>> START Material for this exercise

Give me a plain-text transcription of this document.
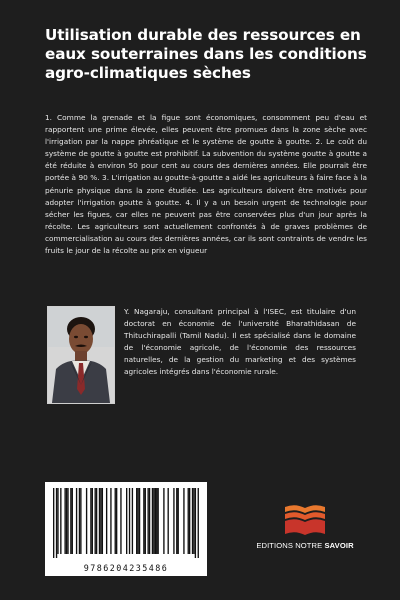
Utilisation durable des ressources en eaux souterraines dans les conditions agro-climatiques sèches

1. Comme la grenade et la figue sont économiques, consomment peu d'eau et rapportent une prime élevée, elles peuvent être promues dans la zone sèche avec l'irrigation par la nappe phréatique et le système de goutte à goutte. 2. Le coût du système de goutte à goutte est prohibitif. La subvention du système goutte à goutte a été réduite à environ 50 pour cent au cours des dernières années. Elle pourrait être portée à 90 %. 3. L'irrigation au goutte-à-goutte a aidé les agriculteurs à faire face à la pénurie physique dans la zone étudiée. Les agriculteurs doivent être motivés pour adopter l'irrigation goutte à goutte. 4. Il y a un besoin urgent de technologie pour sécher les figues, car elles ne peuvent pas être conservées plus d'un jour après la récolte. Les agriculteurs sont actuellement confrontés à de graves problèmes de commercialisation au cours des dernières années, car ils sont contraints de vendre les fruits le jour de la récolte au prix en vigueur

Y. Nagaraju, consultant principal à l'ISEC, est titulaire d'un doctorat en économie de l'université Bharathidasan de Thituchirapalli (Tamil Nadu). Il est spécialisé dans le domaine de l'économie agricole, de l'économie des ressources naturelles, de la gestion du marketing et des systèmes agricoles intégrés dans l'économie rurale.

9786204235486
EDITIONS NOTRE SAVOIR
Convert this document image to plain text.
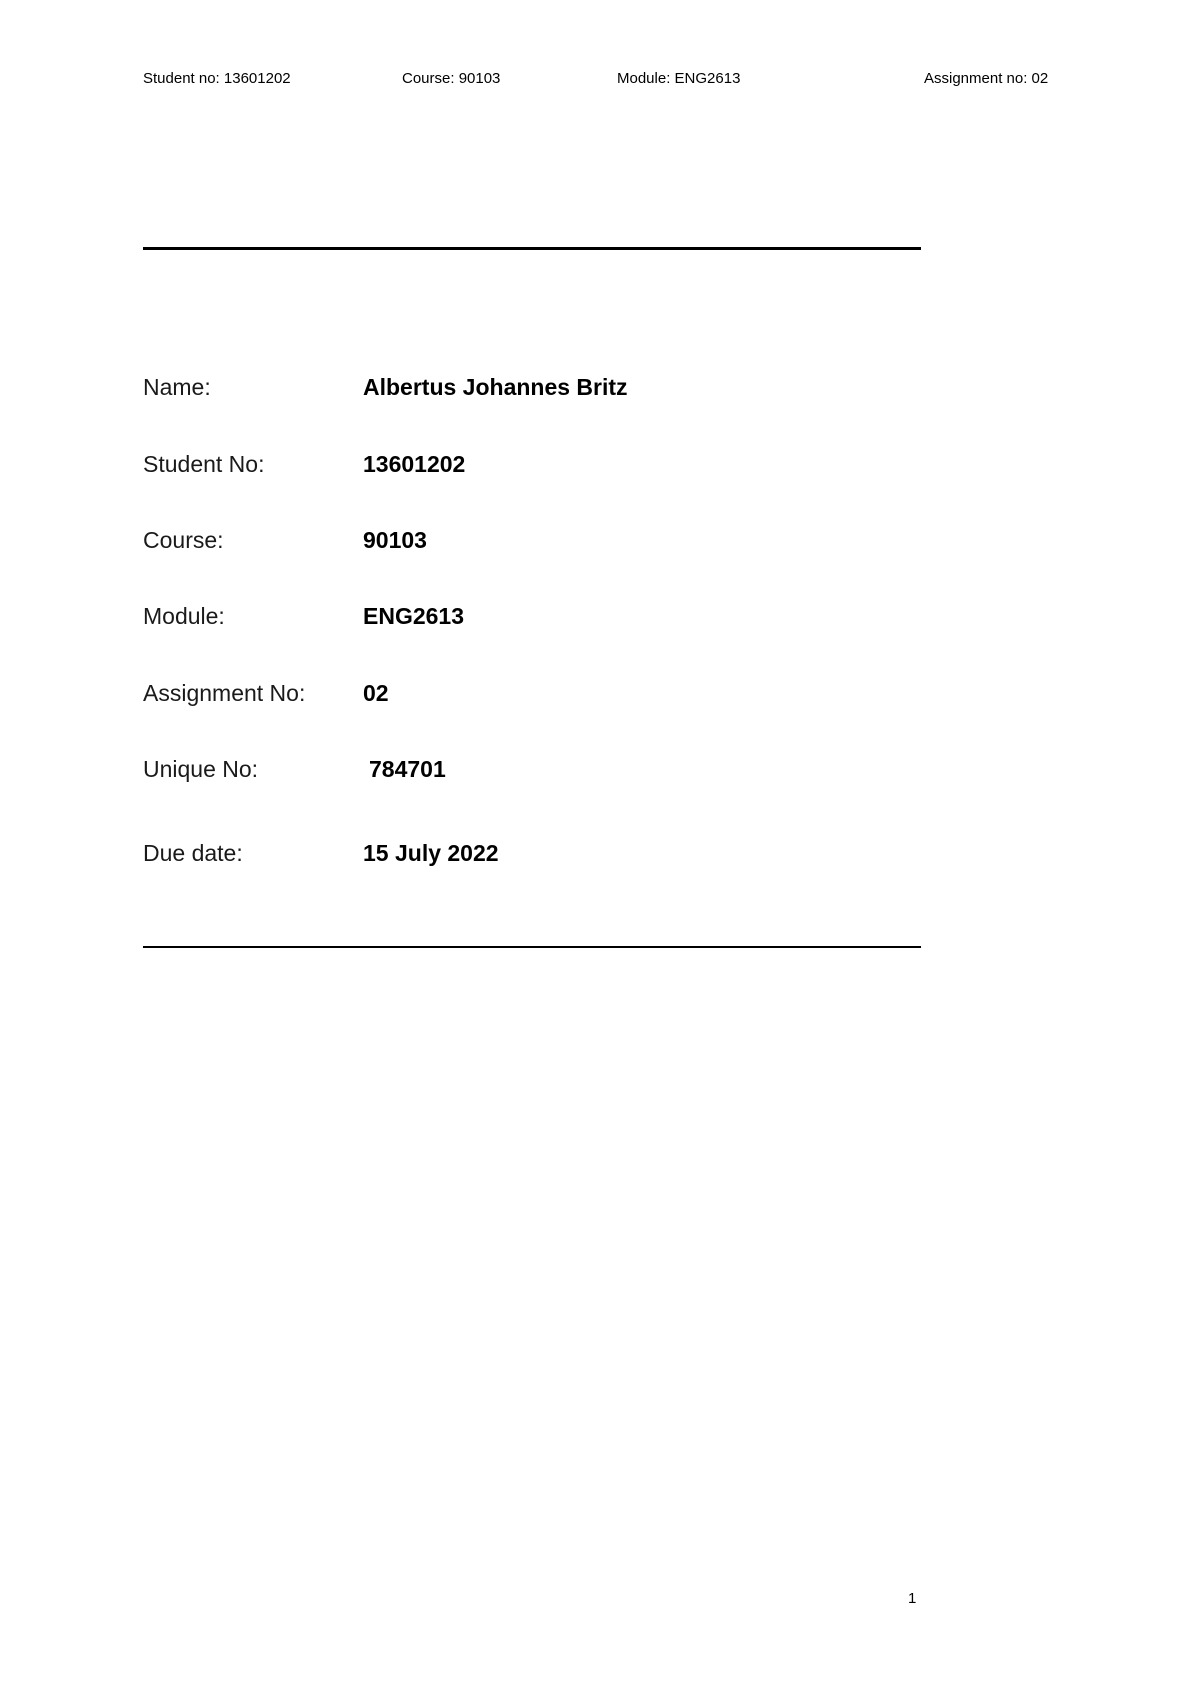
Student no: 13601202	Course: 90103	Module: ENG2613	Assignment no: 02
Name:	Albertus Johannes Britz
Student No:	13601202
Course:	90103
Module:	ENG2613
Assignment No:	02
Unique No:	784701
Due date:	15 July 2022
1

>> END Material for this exercise

» **Prompt**
Gather every line from the listing above in which the word "Module" appears.

» **Response**
Student no: 13601202	Course: 90103	Module: ENG2613	Assignment no: 02
Module:	ENG2613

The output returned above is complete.